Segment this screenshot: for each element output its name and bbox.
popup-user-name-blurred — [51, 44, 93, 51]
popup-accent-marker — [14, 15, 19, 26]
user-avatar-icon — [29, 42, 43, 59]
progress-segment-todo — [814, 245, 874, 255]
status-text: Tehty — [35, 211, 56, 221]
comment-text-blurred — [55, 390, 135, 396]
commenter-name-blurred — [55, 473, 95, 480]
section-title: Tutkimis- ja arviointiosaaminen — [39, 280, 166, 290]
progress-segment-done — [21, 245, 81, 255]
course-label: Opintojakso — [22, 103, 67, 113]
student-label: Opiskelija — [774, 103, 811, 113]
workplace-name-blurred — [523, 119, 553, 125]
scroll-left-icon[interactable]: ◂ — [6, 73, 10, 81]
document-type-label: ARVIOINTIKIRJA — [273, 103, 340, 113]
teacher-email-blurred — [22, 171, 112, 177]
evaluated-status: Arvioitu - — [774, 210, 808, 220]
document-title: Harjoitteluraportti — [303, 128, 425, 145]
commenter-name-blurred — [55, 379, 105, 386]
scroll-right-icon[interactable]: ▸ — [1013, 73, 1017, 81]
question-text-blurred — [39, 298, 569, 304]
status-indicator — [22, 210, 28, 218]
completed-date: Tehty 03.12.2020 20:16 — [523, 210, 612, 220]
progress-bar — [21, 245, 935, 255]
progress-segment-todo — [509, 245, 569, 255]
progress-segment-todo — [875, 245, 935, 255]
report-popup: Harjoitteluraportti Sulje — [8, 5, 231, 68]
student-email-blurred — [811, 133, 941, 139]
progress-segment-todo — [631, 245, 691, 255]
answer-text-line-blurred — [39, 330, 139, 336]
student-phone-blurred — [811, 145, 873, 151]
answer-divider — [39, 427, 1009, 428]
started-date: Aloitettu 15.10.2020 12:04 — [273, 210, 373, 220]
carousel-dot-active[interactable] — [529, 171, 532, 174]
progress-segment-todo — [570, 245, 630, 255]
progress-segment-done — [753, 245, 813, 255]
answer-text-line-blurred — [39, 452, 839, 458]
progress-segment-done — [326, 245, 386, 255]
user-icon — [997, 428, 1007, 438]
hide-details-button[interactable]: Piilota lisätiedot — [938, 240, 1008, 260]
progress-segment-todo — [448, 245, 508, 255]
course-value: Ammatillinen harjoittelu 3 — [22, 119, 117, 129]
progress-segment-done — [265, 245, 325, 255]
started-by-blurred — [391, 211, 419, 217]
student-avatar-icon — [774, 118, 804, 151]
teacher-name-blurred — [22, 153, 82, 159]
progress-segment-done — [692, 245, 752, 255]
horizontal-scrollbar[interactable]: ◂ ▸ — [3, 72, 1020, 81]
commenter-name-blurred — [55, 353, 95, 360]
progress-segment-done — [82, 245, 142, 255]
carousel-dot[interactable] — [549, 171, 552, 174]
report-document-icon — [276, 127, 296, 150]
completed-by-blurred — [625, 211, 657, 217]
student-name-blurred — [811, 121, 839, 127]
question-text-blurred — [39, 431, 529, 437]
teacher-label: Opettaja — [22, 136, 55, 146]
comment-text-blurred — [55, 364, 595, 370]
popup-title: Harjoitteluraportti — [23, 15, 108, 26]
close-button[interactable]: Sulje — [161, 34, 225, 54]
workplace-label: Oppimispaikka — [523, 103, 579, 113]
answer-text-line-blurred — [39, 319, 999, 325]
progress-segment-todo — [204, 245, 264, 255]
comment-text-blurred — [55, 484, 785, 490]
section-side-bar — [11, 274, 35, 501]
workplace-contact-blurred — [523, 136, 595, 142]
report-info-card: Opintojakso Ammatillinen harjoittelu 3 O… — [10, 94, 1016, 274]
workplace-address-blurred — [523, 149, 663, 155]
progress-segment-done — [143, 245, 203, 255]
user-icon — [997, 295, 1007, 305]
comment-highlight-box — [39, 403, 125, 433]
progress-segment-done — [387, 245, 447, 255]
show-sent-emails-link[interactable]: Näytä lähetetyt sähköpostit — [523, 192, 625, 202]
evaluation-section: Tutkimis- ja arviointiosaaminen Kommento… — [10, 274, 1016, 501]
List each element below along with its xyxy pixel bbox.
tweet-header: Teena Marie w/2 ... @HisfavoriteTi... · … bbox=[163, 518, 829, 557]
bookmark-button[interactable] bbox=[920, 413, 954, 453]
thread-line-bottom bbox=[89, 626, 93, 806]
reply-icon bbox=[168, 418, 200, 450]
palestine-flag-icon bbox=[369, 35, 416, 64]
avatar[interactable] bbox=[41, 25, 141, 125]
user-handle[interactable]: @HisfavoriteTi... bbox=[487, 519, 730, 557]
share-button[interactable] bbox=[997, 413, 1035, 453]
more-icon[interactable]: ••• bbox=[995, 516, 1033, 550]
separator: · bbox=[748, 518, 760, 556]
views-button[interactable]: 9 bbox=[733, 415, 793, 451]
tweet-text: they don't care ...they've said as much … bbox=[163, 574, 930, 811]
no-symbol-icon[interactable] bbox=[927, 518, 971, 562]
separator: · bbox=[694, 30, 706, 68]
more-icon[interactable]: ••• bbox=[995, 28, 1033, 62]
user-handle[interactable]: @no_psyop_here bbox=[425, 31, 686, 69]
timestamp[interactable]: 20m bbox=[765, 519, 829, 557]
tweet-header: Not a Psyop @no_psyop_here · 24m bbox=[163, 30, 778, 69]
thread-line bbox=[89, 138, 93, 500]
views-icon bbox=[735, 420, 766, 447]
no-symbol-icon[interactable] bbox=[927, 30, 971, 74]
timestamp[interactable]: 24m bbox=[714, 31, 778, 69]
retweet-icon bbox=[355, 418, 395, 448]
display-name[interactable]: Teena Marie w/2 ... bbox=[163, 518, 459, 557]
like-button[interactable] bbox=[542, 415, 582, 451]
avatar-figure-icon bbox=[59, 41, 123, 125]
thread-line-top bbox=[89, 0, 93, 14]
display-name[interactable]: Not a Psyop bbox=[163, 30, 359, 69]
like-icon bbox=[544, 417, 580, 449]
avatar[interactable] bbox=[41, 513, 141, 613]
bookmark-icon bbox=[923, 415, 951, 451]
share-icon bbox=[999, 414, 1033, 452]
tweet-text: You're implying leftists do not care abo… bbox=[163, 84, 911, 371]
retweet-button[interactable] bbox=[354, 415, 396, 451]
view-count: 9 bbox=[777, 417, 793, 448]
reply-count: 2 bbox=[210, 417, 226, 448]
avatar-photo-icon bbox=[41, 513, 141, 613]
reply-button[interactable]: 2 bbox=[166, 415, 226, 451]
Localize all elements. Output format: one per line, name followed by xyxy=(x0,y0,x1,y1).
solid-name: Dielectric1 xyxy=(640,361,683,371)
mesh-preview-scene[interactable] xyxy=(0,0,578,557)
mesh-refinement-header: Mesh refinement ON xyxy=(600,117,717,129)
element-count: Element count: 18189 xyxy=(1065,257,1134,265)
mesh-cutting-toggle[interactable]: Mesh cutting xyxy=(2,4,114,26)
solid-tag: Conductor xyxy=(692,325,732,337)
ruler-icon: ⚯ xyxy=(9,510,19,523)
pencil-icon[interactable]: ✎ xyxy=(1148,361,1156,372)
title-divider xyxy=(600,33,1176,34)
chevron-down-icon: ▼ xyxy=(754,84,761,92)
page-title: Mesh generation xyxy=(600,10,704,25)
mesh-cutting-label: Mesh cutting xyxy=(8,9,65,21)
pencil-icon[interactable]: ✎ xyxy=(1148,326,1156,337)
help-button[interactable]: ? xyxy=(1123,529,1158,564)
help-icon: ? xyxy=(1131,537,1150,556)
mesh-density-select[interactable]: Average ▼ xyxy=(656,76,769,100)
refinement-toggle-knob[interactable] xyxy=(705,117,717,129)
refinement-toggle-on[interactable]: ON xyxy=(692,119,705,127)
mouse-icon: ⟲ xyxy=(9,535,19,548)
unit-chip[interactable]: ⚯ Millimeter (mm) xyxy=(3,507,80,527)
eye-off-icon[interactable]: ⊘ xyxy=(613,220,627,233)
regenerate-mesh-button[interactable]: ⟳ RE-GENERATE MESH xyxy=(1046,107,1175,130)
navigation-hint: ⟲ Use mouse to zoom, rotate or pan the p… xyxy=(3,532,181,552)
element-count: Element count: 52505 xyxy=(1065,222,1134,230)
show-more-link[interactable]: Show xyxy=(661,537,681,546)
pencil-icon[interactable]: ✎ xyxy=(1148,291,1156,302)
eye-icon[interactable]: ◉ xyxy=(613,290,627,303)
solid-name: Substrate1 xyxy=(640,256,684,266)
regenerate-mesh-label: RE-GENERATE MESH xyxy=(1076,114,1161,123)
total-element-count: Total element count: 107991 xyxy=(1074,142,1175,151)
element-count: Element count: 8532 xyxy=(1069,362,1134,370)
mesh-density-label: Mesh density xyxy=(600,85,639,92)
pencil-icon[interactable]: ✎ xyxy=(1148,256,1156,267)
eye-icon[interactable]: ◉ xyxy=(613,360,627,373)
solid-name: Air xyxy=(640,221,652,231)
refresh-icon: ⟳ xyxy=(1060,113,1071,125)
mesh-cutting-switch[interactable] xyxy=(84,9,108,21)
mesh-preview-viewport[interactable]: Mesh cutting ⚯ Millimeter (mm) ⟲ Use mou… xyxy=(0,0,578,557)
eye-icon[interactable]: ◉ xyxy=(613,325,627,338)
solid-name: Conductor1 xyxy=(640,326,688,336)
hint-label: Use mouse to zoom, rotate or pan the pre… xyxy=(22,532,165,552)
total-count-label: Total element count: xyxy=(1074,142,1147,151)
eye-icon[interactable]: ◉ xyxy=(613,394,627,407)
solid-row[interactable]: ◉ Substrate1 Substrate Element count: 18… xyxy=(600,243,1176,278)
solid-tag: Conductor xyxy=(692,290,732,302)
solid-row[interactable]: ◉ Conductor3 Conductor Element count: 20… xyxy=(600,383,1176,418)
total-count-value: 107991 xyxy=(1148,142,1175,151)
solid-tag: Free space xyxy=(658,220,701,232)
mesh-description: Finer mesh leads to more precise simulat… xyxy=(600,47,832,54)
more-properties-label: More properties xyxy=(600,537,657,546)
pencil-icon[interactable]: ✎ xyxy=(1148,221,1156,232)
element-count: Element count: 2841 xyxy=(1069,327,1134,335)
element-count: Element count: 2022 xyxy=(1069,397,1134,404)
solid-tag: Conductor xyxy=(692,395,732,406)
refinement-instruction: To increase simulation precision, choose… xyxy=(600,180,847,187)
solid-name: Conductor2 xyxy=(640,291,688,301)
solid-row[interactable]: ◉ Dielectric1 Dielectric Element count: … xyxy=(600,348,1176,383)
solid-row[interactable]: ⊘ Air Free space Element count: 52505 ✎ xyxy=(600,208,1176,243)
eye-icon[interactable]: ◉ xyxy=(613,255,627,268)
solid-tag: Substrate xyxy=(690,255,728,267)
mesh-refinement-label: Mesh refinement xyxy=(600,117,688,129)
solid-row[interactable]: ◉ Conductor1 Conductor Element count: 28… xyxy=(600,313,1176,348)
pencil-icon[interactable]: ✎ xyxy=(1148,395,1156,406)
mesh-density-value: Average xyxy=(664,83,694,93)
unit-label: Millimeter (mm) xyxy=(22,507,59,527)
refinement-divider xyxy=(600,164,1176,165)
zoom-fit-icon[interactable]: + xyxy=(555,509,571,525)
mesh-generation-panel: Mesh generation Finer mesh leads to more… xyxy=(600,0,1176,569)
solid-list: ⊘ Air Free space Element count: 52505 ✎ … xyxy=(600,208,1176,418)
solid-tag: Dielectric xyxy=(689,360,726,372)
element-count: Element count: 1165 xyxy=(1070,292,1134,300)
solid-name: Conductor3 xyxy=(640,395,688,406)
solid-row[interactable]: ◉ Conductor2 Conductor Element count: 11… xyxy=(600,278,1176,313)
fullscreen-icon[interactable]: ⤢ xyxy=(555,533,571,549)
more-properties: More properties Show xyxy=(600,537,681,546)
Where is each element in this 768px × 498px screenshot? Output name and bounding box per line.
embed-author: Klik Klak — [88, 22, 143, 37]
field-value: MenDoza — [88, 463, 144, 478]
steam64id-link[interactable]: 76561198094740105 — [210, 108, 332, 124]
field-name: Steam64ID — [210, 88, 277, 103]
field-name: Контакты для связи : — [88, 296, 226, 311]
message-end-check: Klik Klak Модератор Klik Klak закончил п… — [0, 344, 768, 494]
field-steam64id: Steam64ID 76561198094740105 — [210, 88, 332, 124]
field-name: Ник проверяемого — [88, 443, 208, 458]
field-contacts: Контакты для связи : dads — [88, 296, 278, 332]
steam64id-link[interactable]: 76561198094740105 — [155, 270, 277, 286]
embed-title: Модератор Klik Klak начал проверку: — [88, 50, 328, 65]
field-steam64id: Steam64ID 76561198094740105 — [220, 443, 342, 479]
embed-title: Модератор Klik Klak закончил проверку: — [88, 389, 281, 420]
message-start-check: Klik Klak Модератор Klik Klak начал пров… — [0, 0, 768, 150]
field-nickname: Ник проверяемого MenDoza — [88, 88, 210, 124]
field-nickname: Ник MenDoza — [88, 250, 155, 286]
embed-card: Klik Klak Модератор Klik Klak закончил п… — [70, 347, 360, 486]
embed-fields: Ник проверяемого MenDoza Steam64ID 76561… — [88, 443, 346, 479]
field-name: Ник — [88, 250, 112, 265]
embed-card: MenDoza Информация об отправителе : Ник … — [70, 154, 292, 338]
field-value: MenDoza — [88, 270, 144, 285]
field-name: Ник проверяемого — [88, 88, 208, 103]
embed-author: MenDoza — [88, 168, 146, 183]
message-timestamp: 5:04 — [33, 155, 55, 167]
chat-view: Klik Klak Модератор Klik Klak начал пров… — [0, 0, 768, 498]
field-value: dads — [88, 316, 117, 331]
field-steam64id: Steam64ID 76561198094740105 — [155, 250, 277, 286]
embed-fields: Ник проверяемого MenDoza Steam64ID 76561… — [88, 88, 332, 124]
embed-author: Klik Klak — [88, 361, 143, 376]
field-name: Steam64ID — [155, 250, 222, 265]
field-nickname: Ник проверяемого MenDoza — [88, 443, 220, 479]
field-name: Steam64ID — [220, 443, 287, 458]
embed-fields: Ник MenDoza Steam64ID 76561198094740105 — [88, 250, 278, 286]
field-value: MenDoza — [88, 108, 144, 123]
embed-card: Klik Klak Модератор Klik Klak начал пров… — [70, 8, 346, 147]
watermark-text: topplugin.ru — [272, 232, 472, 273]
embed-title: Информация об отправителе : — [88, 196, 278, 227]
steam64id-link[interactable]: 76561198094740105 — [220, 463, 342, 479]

____________

Copy out the lines of the records verbatim, from the start of the records through the line containing "student-phone-blurred — [811, 145, 873, 151]", inclusive.

Segment this screenshot: for each element output its name and bbox.
popup-user-name-blurred — [51, 44, 93, 51]
popup-accent-marker — [14, 15, 19, 26]
user-avatar-icon — [29, 42, 43, 59]
progress-segment-todo — [814, 245, 874, 255]
status-text: Tehty — [35, 211, 56, 221]
comment-text-blurred — [55, 390, 135, 396]
commenter-name-blurred — [55, 473, 95, 480]
section-title: Tutkimis- ja arviointiosaaminen — [39, 280, 166, 290]
progress-segment-done — [21, 245, 81, 255]
course-label: Opintojakso — [22, 103, 67, 113]
student-label: Opiskelija — [774, 103, 811, 113]
workplace-name-blurred — [523, 119, 553, 125]
scroll-left-icon[interactable]: ◂ — [6, 73, 10, 81]
document-type-label: ARVIOINTIKIRJA — [273, 103, 340, 113]
teacher-email-blurred — [22, 171, 112, 177]
evaluated-status: Arvioitu - — [774, 210, 808, 220]
document-title: Harjoitteluraportti — [303, 128, 425, 145]
commenter-name-blurred — [55, 379, 105, 386]
scroll-right-icon[interactable]: ▸ — [1013, 73, 1017, 81]
question-text-blurred — [39, 298, 569, 304]
status-indicator — [22, 210, 28, 218]
completed-date: Tehty 03.12.2020 20:16 — [523, 210, 612, 220]
progress-bar — [21, 245, 935, 255]
progress-segment-todo — [509, 245, 569, 255]
progress-segment-todo — [875, 245, 935, 255]
report-popup: Harjoitteluraportti Sulje — [8, 5, 231, 68]
student-email-blurred — [811, 133, 941, 139]
progress-segment-todo — [631, 245, 691, 255]
answer-text-line-blurred — [39, 330, 139, 336]
student-phone-blurred — [811, 145, 873, 151]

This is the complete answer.